Collected data
▬▬▬▬▬▬

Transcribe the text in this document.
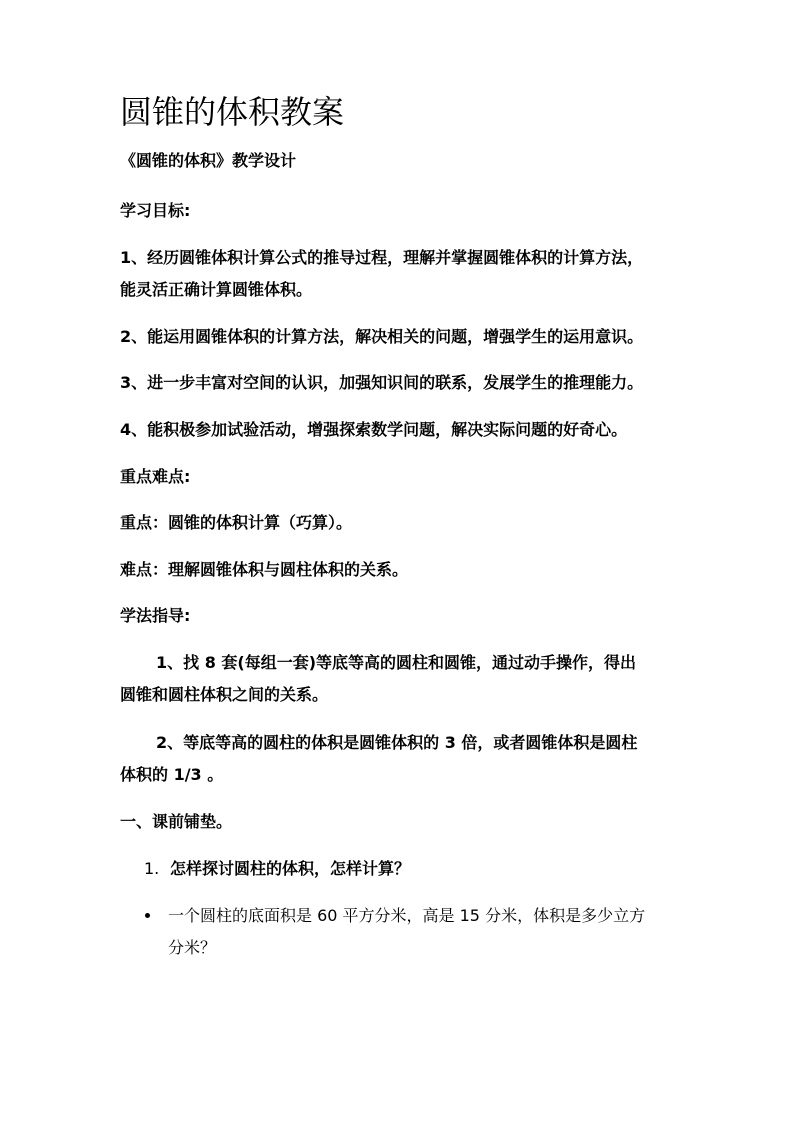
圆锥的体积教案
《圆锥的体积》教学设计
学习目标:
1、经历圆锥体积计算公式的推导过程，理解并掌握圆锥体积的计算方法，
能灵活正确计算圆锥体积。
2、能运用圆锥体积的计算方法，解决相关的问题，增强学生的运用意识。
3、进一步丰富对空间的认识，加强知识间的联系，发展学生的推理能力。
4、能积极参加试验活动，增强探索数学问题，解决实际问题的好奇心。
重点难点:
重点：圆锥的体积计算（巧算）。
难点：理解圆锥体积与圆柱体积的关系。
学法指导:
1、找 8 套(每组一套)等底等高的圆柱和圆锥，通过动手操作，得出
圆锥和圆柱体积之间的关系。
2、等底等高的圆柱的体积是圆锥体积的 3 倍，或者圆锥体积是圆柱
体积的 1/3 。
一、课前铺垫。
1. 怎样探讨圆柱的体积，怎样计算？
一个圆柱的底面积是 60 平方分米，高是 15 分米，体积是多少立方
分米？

▬▬▬▬▬▬

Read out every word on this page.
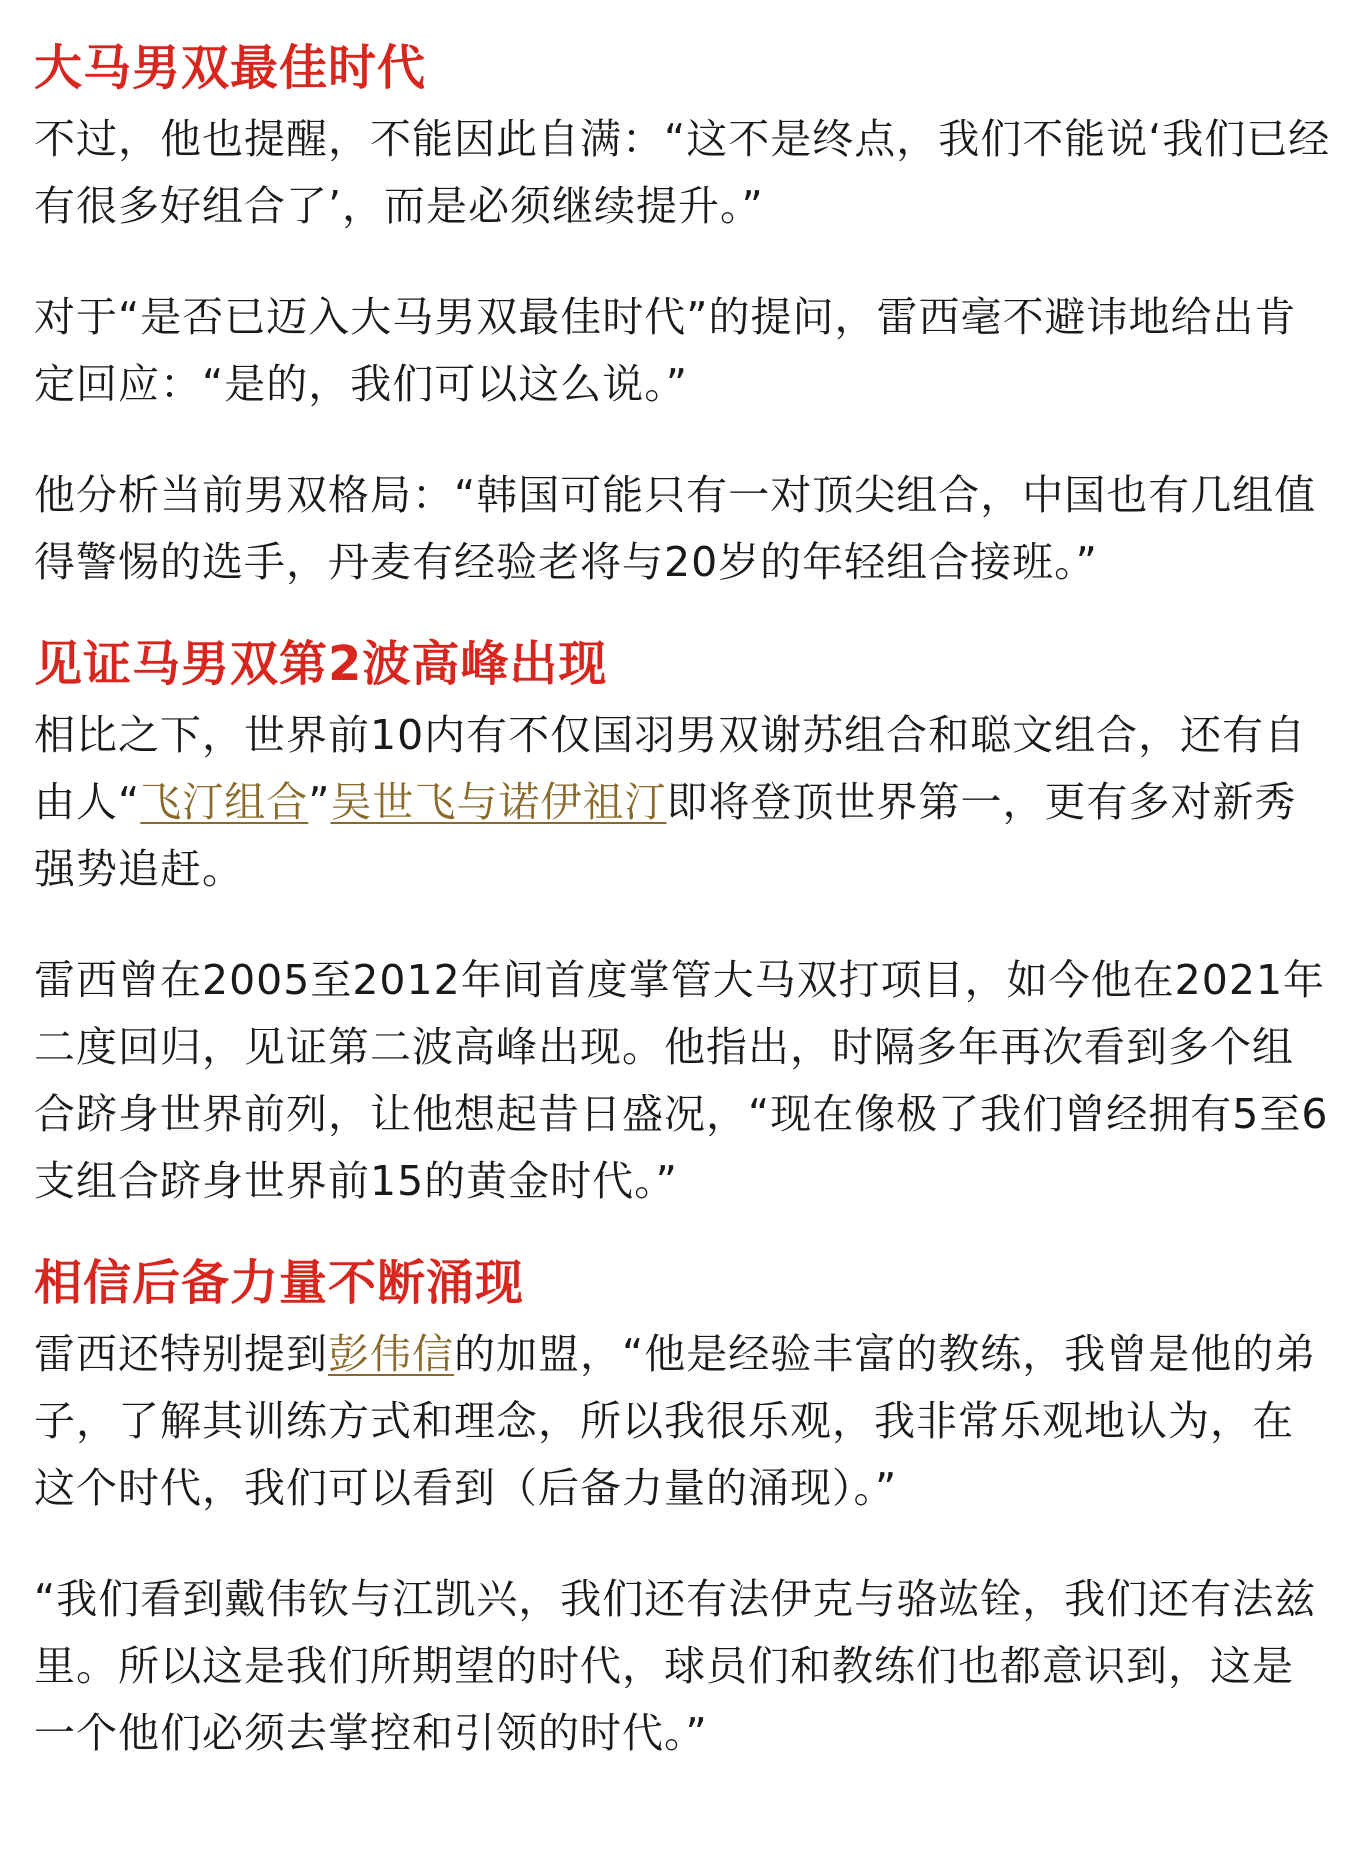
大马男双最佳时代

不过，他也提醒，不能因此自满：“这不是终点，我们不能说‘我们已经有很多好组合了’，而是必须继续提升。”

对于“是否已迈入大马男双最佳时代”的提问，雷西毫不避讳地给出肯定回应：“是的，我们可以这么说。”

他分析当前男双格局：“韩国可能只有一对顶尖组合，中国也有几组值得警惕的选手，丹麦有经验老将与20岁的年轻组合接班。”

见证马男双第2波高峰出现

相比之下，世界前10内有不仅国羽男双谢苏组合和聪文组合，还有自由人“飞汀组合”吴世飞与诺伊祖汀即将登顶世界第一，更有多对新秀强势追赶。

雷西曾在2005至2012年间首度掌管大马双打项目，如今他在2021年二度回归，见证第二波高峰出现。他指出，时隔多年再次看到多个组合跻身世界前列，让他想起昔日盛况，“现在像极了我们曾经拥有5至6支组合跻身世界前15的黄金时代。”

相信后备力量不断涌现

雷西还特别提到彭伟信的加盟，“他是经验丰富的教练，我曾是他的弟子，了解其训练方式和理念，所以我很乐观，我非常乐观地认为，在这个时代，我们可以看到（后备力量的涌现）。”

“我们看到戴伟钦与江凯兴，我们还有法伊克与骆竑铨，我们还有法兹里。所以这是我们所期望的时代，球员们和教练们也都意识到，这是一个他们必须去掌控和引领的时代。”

▬▬▬▬▬▬

Of the lines above, copy each that contains "this".

Transcribe the text in this document.
Read out every word on this page.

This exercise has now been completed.